>> BEGIN SOURCE RECORDS

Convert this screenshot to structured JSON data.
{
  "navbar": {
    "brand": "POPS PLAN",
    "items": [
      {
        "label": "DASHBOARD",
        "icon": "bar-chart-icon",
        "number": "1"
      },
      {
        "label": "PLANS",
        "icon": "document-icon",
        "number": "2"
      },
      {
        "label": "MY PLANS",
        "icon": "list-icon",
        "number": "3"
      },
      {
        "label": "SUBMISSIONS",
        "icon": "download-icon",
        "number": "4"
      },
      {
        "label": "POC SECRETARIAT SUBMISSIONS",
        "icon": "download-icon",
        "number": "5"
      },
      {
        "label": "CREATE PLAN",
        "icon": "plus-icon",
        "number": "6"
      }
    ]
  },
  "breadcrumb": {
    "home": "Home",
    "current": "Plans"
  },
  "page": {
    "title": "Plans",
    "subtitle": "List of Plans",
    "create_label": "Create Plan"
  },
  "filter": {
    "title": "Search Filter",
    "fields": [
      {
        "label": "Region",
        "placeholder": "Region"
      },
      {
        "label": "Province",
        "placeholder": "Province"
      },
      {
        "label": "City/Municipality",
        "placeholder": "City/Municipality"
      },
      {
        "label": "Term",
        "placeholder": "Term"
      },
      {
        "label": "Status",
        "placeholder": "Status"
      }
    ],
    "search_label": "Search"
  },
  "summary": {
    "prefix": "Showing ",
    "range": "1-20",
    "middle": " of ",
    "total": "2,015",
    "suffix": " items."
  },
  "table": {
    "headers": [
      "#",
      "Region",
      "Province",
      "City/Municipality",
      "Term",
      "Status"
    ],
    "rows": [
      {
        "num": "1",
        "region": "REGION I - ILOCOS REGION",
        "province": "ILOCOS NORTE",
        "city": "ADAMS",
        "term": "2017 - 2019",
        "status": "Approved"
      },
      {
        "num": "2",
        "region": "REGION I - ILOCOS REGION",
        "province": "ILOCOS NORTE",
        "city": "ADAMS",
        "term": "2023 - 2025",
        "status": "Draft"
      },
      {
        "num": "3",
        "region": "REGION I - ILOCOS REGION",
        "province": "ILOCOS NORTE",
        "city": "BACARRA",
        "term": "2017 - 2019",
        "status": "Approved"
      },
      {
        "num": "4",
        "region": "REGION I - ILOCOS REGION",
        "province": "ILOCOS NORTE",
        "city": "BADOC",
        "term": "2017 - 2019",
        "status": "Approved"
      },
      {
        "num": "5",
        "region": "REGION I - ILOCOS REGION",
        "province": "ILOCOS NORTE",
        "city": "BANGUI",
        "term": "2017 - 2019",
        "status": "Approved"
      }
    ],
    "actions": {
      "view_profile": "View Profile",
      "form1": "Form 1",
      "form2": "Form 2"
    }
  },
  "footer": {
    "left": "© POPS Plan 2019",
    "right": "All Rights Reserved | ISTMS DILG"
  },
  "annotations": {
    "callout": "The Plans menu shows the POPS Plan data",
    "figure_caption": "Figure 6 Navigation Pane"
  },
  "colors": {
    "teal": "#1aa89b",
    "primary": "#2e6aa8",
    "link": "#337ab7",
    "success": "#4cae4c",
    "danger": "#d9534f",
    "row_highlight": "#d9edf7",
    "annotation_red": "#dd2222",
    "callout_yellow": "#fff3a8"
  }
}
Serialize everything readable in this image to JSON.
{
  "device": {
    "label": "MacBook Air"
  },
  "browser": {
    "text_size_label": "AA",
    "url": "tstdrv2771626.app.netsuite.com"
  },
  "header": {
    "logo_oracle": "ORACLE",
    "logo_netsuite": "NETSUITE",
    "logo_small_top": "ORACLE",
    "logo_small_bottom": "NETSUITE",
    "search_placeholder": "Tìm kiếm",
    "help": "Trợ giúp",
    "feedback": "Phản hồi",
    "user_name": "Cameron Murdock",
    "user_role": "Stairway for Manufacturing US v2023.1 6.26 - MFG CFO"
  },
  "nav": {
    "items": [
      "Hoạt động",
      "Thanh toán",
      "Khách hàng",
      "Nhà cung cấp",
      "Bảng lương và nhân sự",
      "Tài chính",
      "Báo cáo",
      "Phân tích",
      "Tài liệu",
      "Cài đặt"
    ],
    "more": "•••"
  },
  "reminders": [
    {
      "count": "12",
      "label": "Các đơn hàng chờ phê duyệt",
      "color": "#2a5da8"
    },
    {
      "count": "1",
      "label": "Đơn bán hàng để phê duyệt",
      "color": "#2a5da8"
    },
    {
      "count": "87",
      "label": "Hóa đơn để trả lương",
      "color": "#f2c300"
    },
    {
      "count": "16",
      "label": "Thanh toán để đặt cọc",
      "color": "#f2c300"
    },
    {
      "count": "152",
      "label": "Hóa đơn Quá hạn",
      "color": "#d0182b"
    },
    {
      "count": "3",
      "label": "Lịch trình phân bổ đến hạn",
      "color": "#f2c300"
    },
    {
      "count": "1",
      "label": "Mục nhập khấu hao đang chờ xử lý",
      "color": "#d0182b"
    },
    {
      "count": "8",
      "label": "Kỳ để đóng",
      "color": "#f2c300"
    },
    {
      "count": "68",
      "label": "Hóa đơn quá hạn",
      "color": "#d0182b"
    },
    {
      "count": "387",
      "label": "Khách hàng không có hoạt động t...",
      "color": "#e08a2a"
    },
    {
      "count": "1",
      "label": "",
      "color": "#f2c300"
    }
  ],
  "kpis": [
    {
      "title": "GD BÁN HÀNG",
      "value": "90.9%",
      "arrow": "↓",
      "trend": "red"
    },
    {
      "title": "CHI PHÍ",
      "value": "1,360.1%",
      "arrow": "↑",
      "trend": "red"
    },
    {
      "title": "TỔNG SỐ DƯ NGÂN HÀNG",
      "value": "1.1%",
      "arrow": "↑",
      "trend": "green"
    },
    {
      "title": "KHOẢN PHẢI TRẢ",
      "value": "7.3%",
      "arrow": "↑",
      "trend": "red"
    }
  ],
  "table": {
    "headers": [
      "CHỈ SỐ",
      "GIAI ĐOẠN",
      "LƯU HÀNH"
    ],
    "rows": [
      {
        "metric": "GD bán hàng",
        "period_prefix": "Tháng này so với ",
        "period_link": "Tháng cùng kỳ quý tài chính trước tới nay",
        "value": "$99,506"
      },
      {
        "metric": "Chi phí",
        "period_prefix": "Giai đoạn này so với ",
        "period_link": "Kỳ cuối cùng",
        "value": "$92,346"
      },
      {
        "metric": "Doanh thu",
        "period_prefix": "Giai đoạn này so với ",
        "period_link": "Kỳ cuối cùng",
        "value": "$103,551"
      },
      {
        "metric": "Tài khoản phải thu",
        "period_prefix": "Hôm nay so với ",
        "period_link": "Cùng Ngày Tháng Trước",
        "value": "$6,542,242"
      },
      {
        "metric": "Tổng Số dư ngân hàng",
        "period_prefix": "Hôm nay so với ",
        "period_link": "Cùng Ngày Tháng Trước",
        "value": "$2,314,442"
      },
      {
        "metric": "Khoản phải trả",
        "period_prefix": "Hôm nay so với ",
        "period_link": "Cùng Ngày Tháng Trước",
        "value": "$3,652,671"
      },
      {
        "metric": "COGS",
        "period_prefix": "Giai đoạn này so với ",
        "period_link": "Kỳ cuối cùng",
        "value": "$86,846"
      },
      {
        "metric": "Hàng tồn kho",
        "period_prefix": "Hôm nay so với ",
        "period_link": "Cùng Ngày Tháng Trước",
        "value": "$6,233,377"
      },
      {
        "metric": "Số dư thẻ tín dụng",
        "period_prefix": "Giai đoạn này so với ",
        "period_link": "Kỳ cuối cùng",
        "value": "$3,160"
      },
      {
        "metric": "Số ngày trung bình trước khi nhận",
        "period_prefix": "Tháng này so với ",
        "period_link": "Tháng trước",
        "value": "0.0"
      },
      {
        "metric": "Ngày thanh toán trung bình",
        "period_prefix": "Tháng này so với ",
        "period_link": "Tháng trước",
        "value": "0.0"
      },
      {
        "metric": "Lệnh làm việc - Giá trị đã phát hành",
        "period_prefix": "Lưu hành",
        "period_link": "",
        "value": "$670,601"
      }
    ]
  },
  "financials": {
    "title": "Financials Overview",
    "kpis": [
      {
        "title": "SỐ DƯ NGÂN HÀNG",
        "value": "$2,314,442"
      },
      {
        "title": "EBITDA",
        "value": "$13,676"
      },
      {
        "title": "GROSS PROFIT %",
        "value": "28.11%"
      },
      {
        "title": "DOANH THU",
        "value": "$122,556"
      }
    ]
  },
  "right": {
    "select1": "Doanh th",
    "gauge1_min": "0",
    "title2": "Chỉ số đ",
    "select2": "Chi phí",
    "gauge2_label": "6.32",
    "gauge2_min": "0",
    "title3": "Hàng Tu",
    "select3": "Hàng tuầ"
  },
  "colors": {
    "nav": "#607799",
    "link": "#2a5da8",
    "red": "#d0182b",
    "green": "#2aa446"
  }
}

>> END SOURCE RECORDS

§ GOAL OF THE EXERCISE
Copy and report every line where the word "trung" is present.

§ FINISHED ANSWER
        "metric": "Số ngày trung bình trước khi nhận",
        "metric": "Ngày thanh toán trung bình",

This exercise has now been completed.